> _EXERCISE PROMPT_
In the entries that follow, find the word "JSON" and report each line it is on.

※ ※ ※

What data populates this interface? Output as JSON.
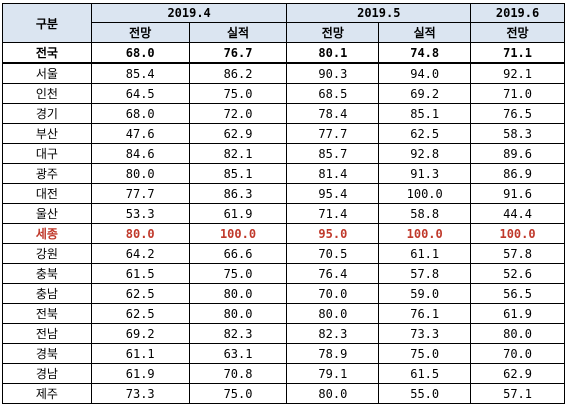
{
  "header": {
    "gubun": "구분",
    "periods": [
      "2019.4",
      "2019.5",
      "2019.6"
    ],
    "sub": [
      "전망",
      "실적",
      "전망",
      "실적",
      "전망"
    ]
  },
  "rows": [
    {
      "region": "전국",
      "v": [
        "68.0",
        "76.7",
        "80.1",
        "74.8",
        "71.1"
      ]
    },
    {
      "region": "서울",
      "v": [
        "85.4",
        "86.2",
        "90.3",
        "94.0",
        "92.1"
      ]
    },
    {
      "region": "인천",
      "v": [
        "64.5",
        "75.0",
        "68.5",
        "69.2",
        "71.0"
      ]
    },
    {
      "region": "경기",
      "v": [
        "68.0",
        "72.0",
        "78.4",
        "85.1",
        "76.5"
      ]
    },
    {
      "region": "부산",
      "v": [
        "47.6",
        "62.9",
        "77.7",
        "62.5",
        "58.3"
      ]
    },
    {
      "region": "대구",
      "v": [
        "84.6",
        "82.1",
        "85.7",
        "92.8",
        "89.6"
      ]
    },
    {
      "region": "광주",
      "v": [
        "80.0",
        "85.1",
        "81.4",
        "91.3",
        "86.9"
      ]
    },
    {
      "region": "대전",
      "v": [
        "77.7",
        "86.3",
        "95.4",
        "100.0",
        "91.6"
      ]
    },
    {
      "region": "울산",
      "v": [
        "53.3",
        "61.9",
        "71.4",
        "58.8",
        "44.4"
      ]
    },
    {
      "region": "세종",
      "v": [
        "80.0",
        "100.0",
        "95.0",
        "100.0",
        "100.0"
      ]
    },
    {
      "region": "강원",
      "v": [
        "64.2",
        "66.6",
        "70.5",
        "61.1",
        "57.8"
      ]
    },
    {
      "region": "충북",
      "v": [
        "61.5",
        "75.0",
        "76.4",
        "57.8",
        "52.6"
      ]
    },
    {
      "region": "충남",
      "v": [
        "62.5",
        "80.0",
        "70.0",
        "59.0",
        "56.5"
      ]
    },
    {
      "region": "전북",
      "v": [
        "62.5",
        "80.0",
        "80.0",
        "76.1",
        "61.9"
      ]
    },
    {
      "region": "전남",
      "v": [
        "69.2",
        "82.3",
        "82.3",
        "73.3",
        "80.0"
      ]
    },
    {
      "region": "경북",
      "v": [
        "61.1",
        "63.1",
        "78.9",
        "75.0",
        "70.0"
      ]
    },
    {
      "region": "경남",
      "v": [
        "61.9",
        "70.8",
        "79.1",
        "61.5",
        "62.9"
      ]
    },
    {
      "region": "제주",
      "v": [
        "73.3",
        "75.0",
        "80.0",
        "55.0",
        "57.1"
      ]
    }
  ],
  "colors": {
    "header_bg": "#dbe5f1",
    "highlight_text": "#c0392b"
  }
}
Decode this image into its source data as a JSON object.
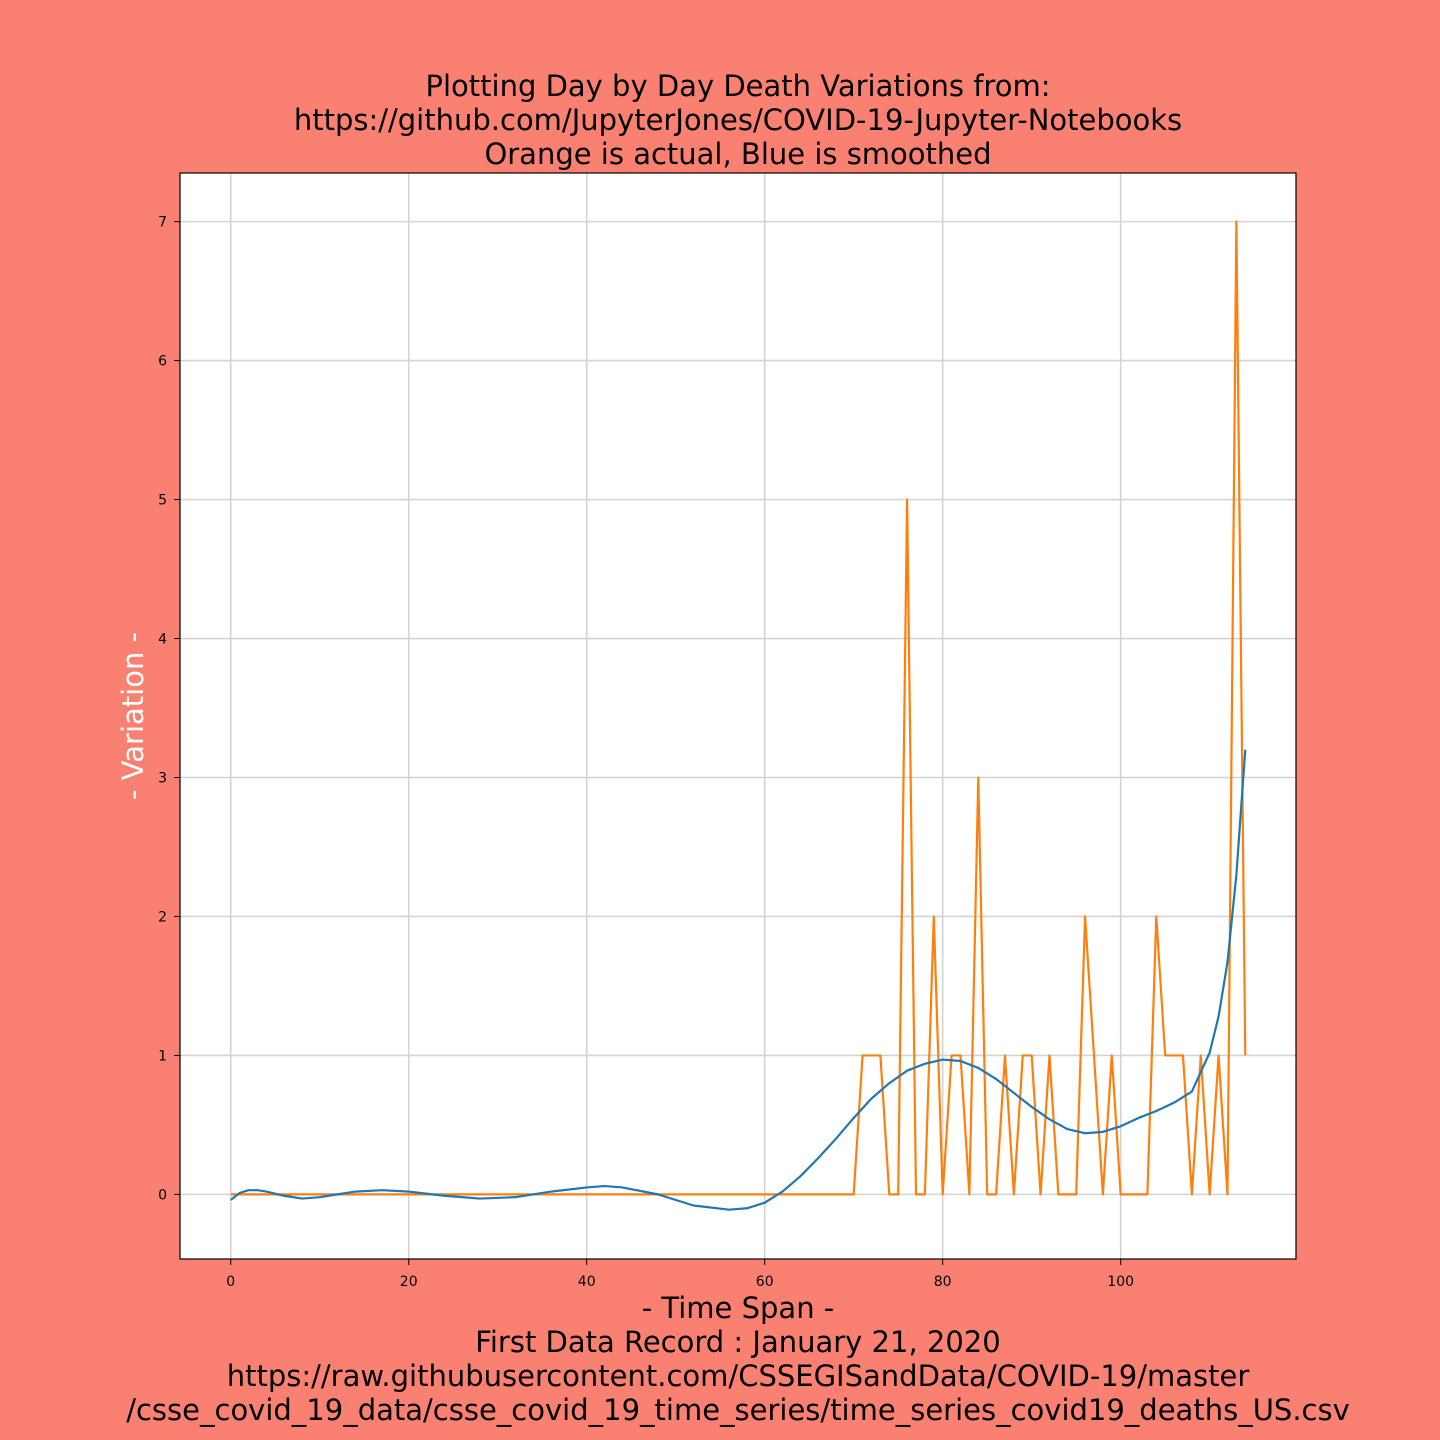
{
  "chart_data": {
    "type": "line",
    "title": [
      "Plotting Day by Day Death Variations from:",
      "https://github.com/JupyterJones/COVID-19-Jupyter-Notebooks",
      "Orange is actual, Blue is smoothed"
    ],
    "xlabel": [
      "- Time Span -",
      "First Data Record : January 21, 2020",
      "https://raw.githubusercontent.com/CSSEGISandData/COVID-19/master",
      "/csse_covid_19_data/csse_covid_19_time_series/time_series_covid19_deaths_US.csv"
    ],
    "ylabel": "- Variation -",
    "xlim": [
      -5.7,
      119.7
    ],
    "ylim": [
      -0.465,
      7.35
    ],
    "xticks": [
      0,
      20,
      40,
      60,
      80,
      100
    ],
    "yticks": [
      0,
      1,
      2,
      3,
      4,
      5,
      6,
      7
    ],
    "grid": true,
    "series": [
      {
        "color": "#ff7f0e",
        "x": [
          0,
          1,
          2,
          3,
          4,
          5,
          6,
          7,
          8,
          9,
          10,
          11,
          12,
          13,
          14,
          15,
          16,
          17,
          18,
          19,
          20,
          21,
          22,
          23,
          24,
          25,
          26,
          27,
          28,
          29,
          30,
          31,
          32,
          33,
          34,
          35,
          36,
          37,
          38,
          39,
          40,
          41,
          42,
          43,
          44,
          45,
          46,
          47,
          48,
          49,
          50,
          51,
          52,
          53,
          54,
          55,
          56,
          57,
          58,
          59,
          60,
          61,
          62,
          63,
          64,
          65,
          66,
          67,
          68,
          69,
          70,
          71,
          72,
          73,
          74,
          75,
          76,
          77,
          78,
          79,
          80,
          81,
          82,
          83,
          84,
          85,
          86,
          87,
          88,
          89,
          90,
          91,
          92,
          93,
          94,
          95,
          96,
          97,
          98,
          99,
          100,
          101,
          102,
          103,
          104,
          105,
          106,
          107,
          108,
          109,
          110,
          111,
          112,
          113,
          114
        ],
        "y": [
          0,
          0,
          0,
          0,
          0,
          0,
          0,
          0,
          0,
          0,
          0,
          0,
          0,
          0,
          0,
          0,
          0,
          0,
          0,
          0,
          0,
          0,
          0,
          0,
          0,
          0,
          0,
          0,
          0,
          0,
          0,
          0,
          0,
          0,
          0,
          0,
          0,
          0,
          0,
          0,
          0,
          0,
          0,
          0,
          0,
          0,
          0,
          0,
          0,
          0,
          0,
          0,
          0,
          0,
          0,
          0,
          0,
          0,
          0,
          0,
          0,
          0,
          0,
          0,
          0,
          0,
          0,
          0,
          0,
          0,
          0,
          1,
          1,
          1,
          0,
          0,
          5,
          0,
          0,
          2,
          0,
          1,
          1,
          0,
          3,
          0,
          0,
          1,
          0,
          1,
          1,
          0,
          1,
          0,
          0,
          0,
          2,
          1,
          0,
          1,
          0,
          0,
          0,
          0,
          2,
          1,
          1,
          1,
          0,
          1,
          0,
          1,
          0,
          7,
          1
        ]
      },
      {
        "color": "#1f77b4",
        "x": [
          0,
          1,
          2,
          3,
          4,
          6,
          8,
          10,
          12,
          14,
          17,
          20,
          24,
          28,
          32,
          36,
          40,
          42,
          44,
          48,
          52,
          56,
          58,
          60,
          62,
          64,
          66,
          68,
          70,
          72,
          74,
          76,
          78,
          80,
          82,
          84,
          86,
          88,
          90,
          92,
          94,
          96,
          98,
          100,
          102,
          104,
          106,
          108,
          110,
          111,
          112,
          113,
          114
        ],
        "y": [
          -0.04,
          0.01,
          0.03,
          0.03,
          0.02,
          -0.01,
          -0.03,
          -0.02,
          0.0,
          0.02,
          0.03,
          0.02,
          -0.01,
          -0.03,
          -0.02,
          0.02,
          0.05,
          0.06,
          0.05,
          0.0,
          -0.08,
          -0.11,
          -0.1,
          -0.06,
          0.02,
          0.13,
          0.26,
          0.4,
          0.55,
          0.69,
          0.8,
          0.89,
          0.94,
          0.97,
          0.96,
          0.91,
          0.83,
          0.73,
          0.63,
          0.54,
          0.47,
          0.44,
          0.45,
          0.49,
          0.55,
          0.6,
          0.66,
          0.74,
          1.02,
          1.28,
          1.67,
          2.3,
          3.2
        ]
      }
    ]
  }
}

※ ※ ※

> _EXERCISE RESPONSE_
What data populates this interface? Output as JSON.
Decode this image into its source data as a JSON object.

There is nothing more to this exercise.